**Required work:**
Using the data below, gather each line that includes the word "text".

**Provided data:**
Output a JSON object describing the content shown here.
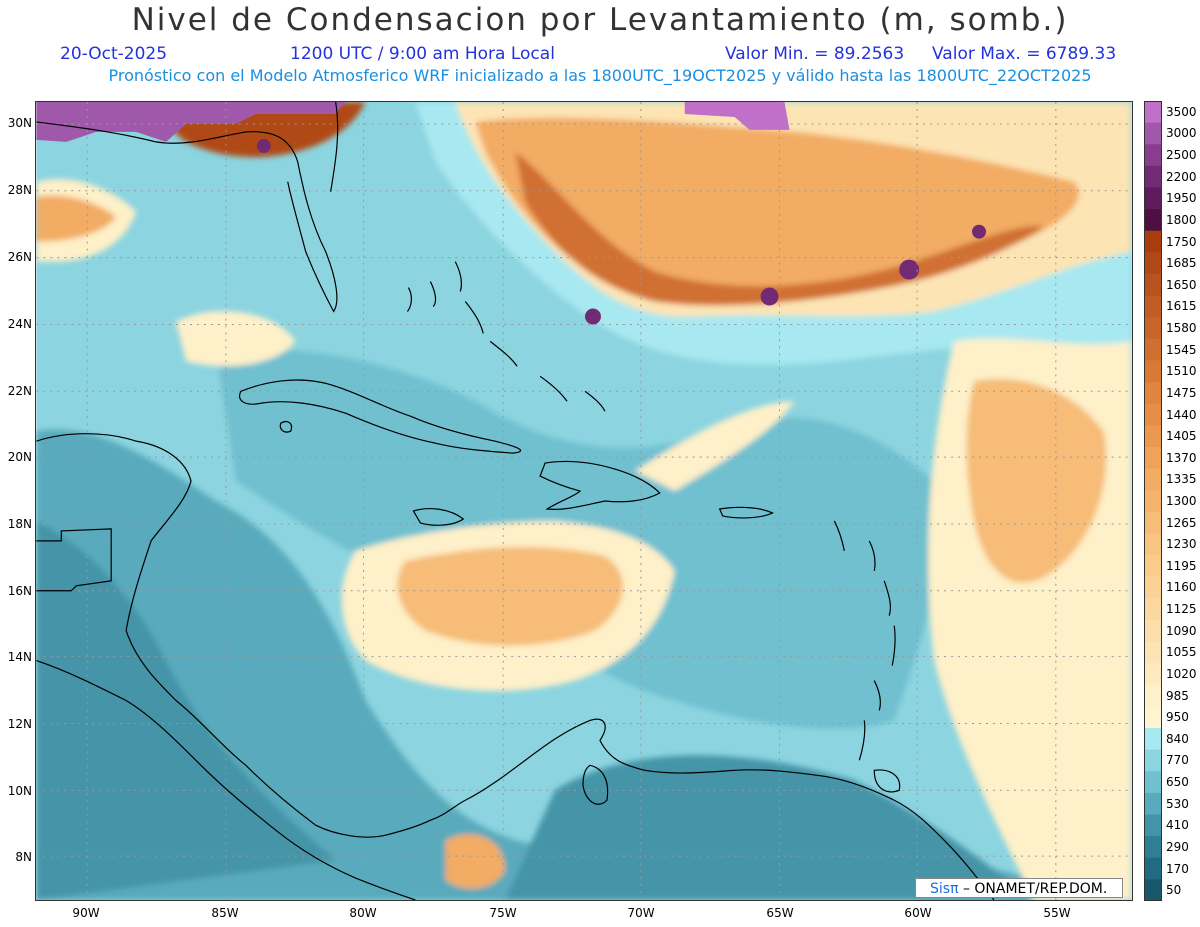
{
  "header": {
    "title": "Nivel de Condensacion por Levantamiento (m, somb.)",
    "date": "20-Oct-2025",
    "time": "1200 UTC / 9:00 am Hora Local",
    "min_value": "Valor Min. = 89.2563",
    "max_value": "Valor Max. = 6789.33",
    "description": "Pronóstico con el Modelo Atmosferico WRF inicializado a las 1800UTC_19OCT2025 y válido hasta las  1800UTC_22OCT2025"
  },
  "lat_labels": [
    "30N",
    "28N",
    "26N",
    "24N",
    "22N",
    "20N",
    "18N",
    "16N",
    "14N",
    "12N",
    "10N",
    "8N"
  ],
  "lon_labels": [
    "90W",
    "85W",
    "80W",
    "75W",
    "70W",
    "65W",
    "60W",
    "55W"
  ],
  "colorbar": {
    "labels": [
      "3500",
      "3000",
      "2500",
      "2200",
      "1950",
      "1800",
      "1750",
      "1685",
      "1650",
      "1615",
      "1580",
      "1545",
      "1510",
      "1475",
      "1440",
      "1405",
      "1370",
      "1335",
      "1300",
      "1265",
      "1230",
      "1195",
      "1160",
      "1125",
      "1090",
      "1055",
      "1020",
      "985",
      "950",
      "840",
      "770",
      "650",
      "530",
      "410",
      "290",
      "170",
      "50"
    ],
    "colors": [
      "#c070c8",
      "#a058aa",
      "#8a3c8e",
      "#722a74",
      "#5e1c5e",
      "#4e1040",
      "#a83e10",
      "#b04818",
      "#b8521e",
      "#c05c24",
      "#c8662a",
      "#d07030",
      "#d87a36",
      "#e08440",
      "#e68e48",
      "#ec9850",
      "#f0a25a",
      "#f2ac64",
      "#f4b46e",
      "#f6bc78",
      "#f8c482",
      "#f9cc8c",
      "#fad296",
      "#fbd8a0",
      "#fcdeaa",
      "#fde4b4",
      "#feeabe",
      "#fef0c8",
      "#fef4d2",
      "#a8e8f0",
      "#8cd4e0",
      "#70c0d0",
      "#58aabc",
      "#4494a8",
      "#307e94",
      "#226a80",
      "#18586c"
    ]
  },
  "footer": {
    "credit_brand": "Sisπ",
    "credit_org": "–  ONAMET/REP.DOM."
  }
}
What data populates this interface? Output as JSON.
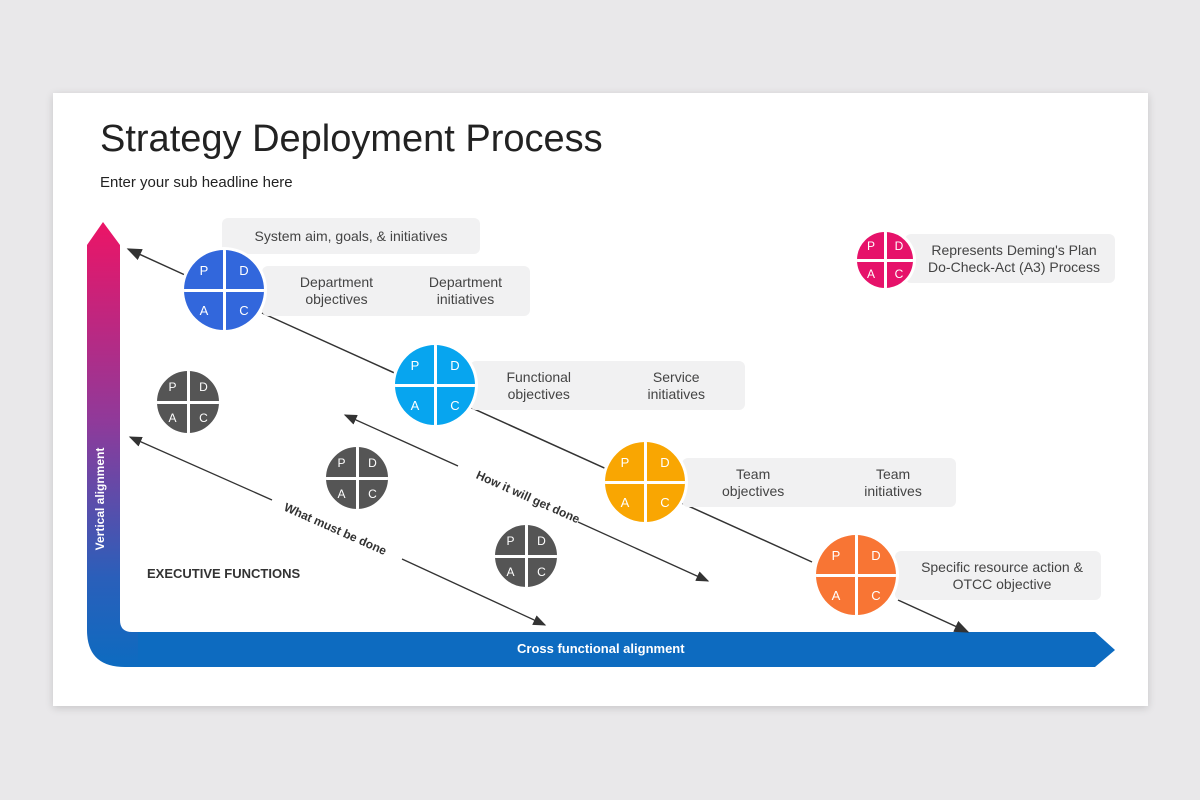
{
  "title": "Strategy Deployment Process",
  "subtitle": "Enter your sub headline here",
  "pdca_letters": [
    "P",
    "D",
    "A",
    "C"
  ],
  "boxes": {
    "system": "System aim, goals, & initiatives",
    "dept_obj": "Department objectives",
    "dept_init": "Department initiatives",
    "func_obj": "Functional objectives",
    "serv_init": "Service initiatives",
    "team_obj": "Team objectives",
    "team_init": "Team initiatives",
    "specific": "Specific resource action & OTCC objective",
    "legend": "Represents Deming's Plan Do-Check-Act (A3) Process"
  },
  "labels": {
    "vertical": "Vertical alignment",
    "horizontal": "Cross functional alignment",
    "executive": "EXECUTIVE  FUNCTIONS",
    "what": "What must be done",
    "how": "How it will get done"
  },
  "colors": {
    "blue": "#3267dc",
    "light_blue": "#07a5ef",
    "orange": "#f9a602",
    "orange_red": "#f87534",
    "pink": "#e6126a",
    "gray": "#555555",
    "axis_top": "#ec1466",
    "axis_bottom": "#0d6bc0"
  }
}
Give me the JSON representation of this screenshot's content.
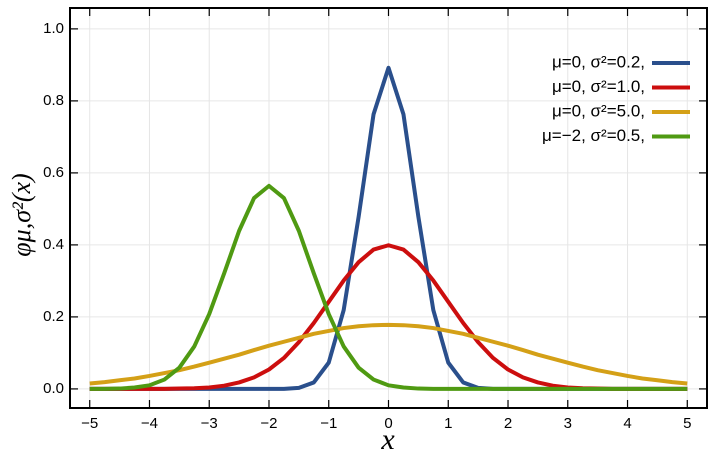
{
  "chart_data": {
    "type": "line",
    "x_label": "x",
    "y_label": "φμ,σ²(x)",
    "x": [
      -5,
      -4.75,
      -4.5,
      -4.25,
      -4,
      -3.75,
      -3.5,
      -3.25,
      -3,
      -2.75,
      -2.5,
      -2.25,
      -2,
      -1.75,
      -1.5,
      -1.25,
      -1,
      -0.75,
      -0.5,
      -0.25,
      0,
      0.25,
      0.5,
      0.75,
      1,
      1.25,
      1.5,
      1.75,
      2,
      2.25,
      2.5,
      2.75,
      3,
      3.25,
      3.5,
      3.75,
      4,
      4.25,
      4.5,
      4.75,
      5
    ],
    "series": [
      {
        "name": "μ=0,   σ²=0.2,",
        "color": "#2a4f8c",
        "values": [
          0,
          0,
          0,
          0,
          0,
          0,
          0,
          0,
          0,
          0,
          0,
          0,
          0,
          0,
          0.003,
          0.018,
          0.073,
          0.219,
          0.478,
          0.763,
          0.892,
          0.763,
          0.478,
          0.219,
          0.073,
          0.018,
          0.003,
          0,
          0,
          0,
          0,
          0,
          0,
          0,
          0,
          0,
          0,
          0,
          0,
          0,
          0
        ]
      },
      {
        "name": "μ=0,   σ²=1.0,",
        "color": "#cc0e0e",
        "values": [
          0,
          0,
          0,
          0,
          0,
          0,
          0.001,
          0.002,
          0.004,
          0.009,
          0.018,
          0.032,
          0.054,
          0.086,
          0.13,
          0.183,
          0.242,
          0.301,
          0.352,
          0.387,
          0.399,
          0.387,
          0.352,
          0.301,
          0.242,
          0.183,
          0.13,
          0.086,
          0.054,
          0.032,
          0.018,
          0.009,
          0.004,
          0.002,
          0.001,
          0,
          0,
          0,
          0,
          0,
          0
        ]
      },
      {
        "name": "μ=0,   σ²=5.0,",
        "color": "#d4a017",
        "values": [
          0.015,
          0.019,
          0.024,
          0.029,
          0.036,
          0.044,
          0.052,
          0.062,
          0.073,
          0.084,
          0.095,
          0.108,
          0.12,
          0.131,
          0.142,
          0.153,
          0.161,
          0.169,
          0.174,
          0.177,
          0.178,
          0.177,
          0.174,
          0.169,
          0.161,
          0.153,
          0.142,
          0.131,
          0.12,
          0.108,
          0.095,
          0.084,
          0.073,
          0.062,
          0.052,
          0.044,
          0.036,
          0.029,
          0.024,
          0.019,
          0.015
        ]
      },
      {
        "name": "μ=−2, σ²=0.5,",
        "color": "#4f9a12",
        "values": [
          0,
          0,
          0.001,
          0.004,
          0.01,
          0.026,
          0.059,
          0.118,
          0.208,
          0.321,
          0.439,
          0.53,
          0.564,
          0.53,
          0.439,
          0.321,
          0.208,
          0.118,
          0.059,
          0.026,
          0.01,
          0.004,
          0.001,
          0,
          0,
          0,
          0,
          0,
          0,
          0,
          0,
          0,
          0,
          0,
          0,
          0,
          0,
          0,
          0,
          0,
          0
        ]
      }
    ],
    "xlim": [
      -5.33,
      5.33
    ],
    "ylim": [
      -0.053,
      1.058
    ],
    "xticks": [
      {
        "value": -5,
        "label": "−5"
      },
      {
        "value": -4,
        "label": "−4"
      },
      {
        "value": -3,
        "label": "−3"
      },
      {
        "value": -2,
        "label": "−2"
      },
      {
        "value": -1,
        "label": "−1"
      },
      0,
      1,
      2,
      3,
      4,
      5
    ],
    "yticks": [
      {
        "value": 0,
        "label": "0.0"
      },
      {
        "value": 0.2,
        "label": "0.2"
      },
      {
        "value": 0.4,
        "label": "0.4"
      },
      {
        "value": 0.6,
        "label": "0.6"
      },
      {
        "value": 0.8,
        "label": "0.8"
      },
      {
        "value": 1,
        "label": "1.0"
      }
    ],
    "grid": true,
    "legend": "upper right"
  }
}
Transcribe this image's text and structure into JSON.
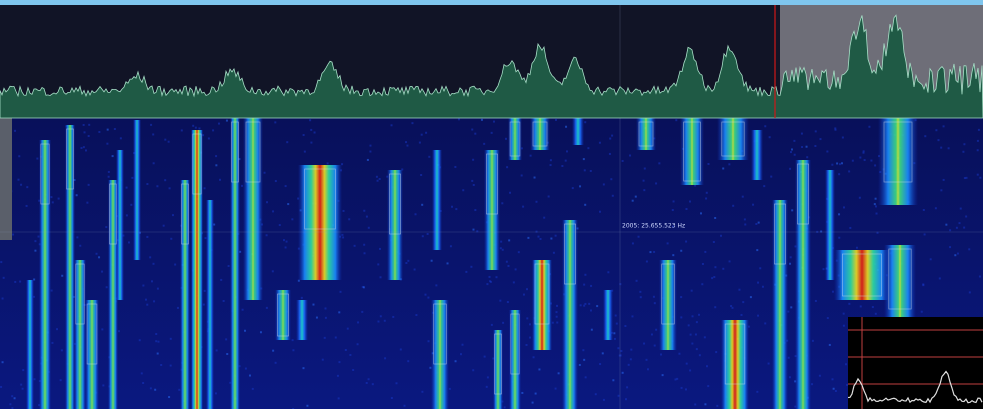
{
  "readout": {
    "text": "2005: 25.655.523 Hz"
  }
}
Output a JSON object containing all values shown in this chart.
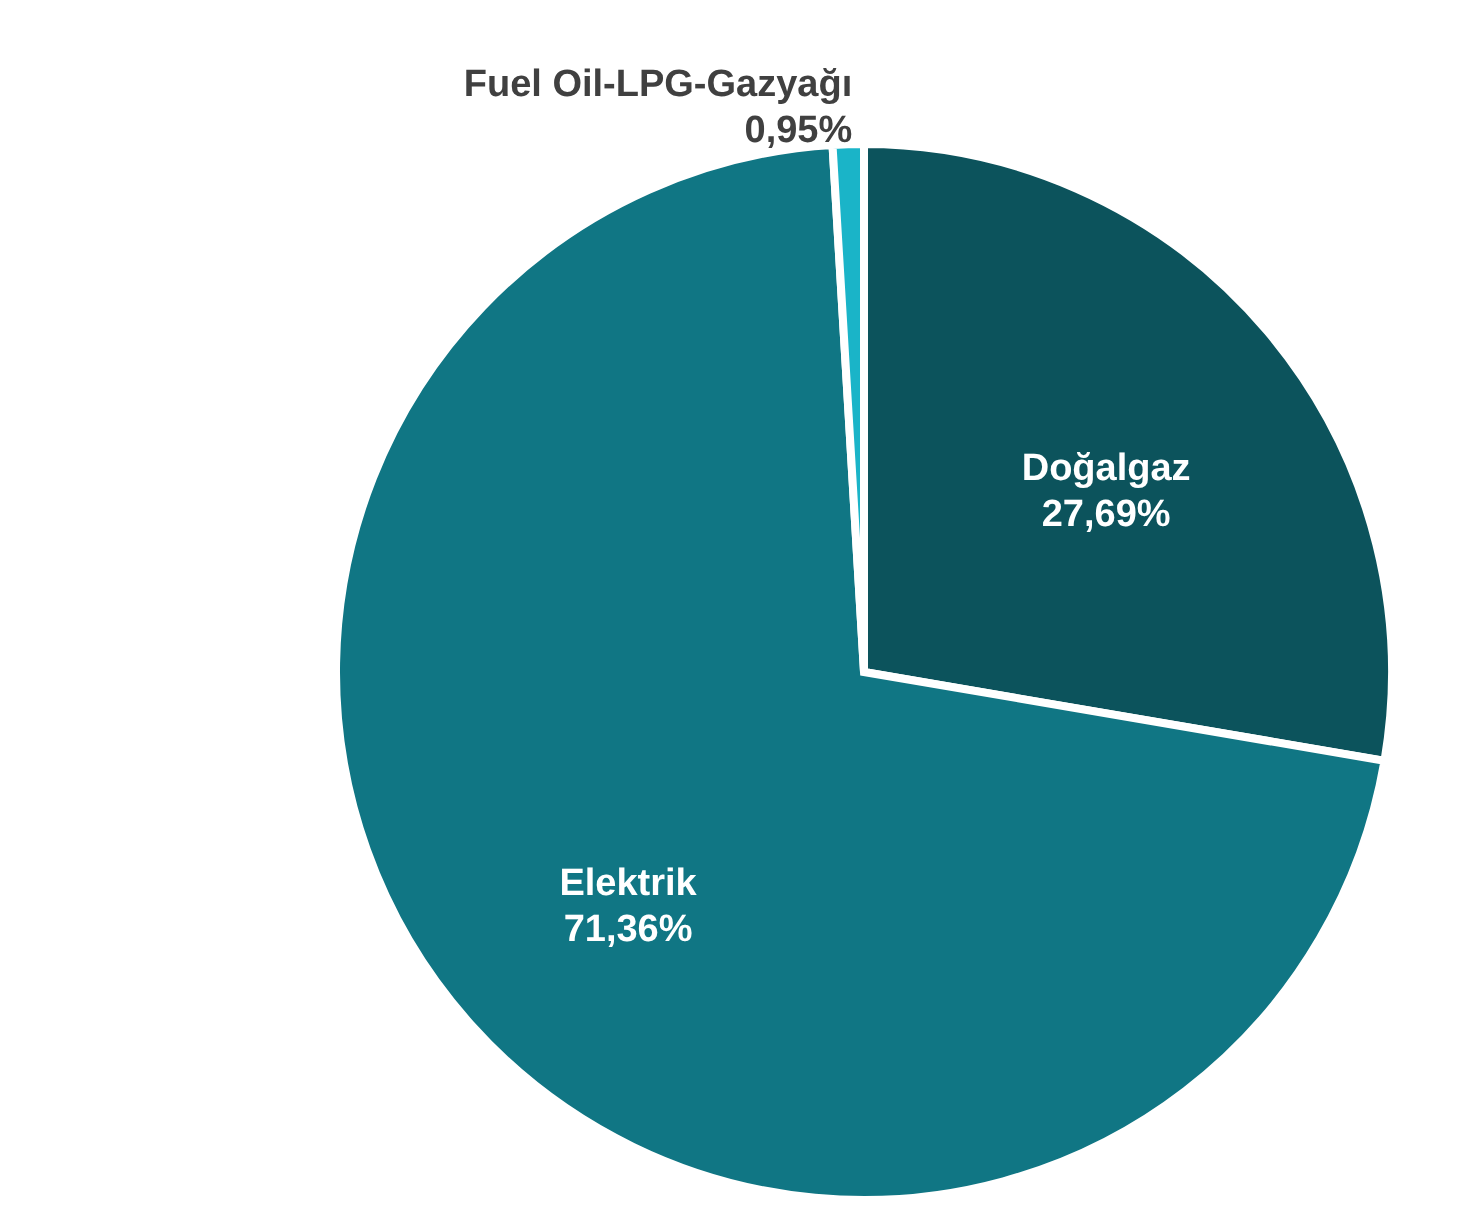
{
  "chart_data": {
    "type": "pie",
    "categories": [
      "Doğalgaz",
      "Elektrik",
      "Fuel Oil-LPG-Gazyağı"
    ],
    "values": [
      27.69,
      71.36,
      0.95
    ],
    "colors": [
      "#0c535c",
      "#107684",
      "#1ab4c8"
    ],
    "value_labels": [
      "27,69%",
      "71,36%",
      "0,95%"
    ]
  }
}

**Response to the exercise:**
Transcribe this image's text and structure into JSON.
    "text": "2005: 25.655.523 Hz"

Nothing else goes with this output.